GIVEN DATA -

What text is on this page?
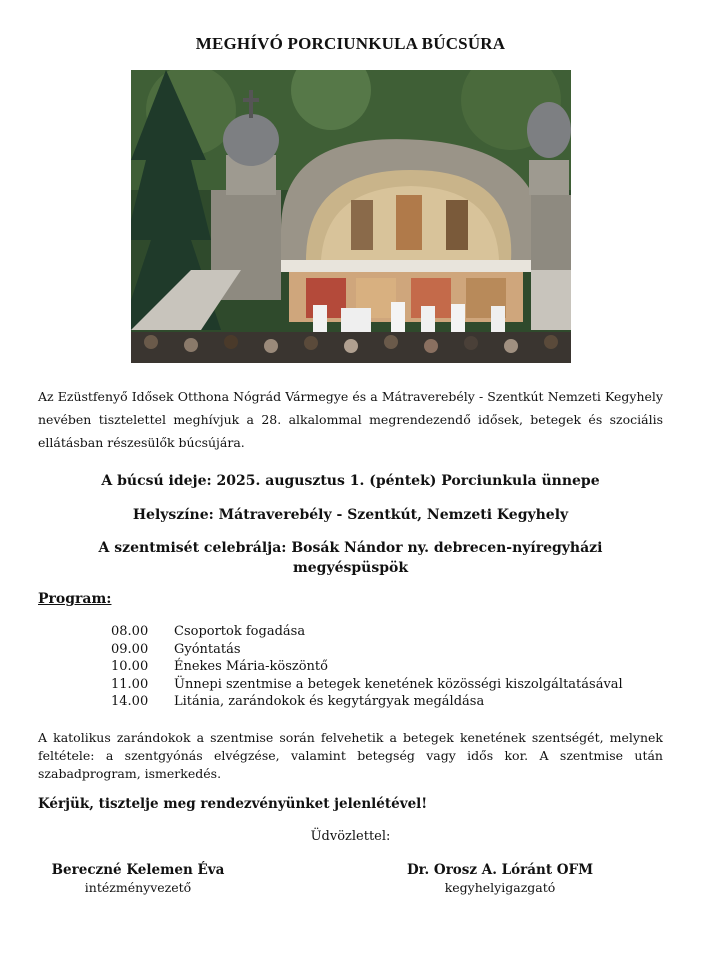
MEGHÍVÓ PORCIUNKULA BÚCSÚRA
Az Ezüstfenyő Idősek Otthona Nógrád Vármegye és a Mátraverebély - Szentkút Nemzeti Kegyhely nevében tisztelettel meghívjuk a 28. alkalommal megrendezendő idősek, betegek és szociális ellátásban részesülők búcsújára.
A búcsú ideje: 2025. augusztus 1. (péntek) Porciunkula ünnepe
Helyszíne: Mátraverebély - Szentkút, Nemzeti Kegyhely
A szentmisét celebrálja: Bosák Nándor ny. debrecen-nyíregyházi
megyéspüspök
Program:
08.00	Csoportok fogadása
09.00	Gyóntatás
10.00	Énekes Mária-köszöntő
11.00	Ünnepi szentmise a betegek kenetének közösségi kiszolgáltatásával
14.00	Litánia, zarándokok és kegytárgyak megáldása
A katolikus zarándokok a szentmise során felvehetik a betegek kenetének szentségét, melynek feltétele: a szentgyónás elvégzése, valamint betegség vagy idős kor. A szentmise után szabadprogram, ismerkedés.
Kérjük, tisztelje meg rendezvényünket jelenlétével!
Üdvözlettel:
Bereczné Kelemen Éva
intézményvezető
Dr. Orosz A. Lóránt OFM
kegyhelyigazgató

INSTRUCTION - Leave out the pictures and give the rest of the records again exactly.

EXERCISE RESULT -
What text is on this page?
MEGHÍVÓ PORCIUNKULA BÚCSÚRA
Az Ezüstfenyő Idősek Otthona Nógrád Vármegye és a Mátraverebély - Szentkút Nemzeti Kegyhely nevében tisztelettel meghívjuk a 28. alkalommal megrendezendő idősek, betegek és szociális ellátásban részesülők búcsújára.
A búcsú ideje: 2025. augusztus 1. (péntek) Porciunkula ünnepe
Helyszíne: Mátraverebély - Szentkút, Nemzeti Kegyhely
A szentmisét celebrálja: Bosák Nándor ny. debrecen-nyíregyházi
megyéspüspök
Program:
08.00	Csoportok fogadása
09.00	Gyóntatás
10.00	Énekes Mária-köszöntő
11.00	Ünnepi szentmise a betegek kenetének közösségi kiszolgáltatásával
14.00	Litánia, zarándokok és kegytárgyak megáldása
A katolikus zarándokok a szentmise során felvehetik a betegek kenetének szentségét, melynek feltétele: a szentgyónás elvégzése, valamint betegség vagy idős kor. A szentmise után szabadprogram, ismerkedés.
Kérjük, tisztelje meg rendezvényünket jelenlétével!
Üdvözlettel:
Bereczné Kelemen Éva
intézményvezető
Dr. Orosz A. Lóránt OFM
kegyhelyigazgató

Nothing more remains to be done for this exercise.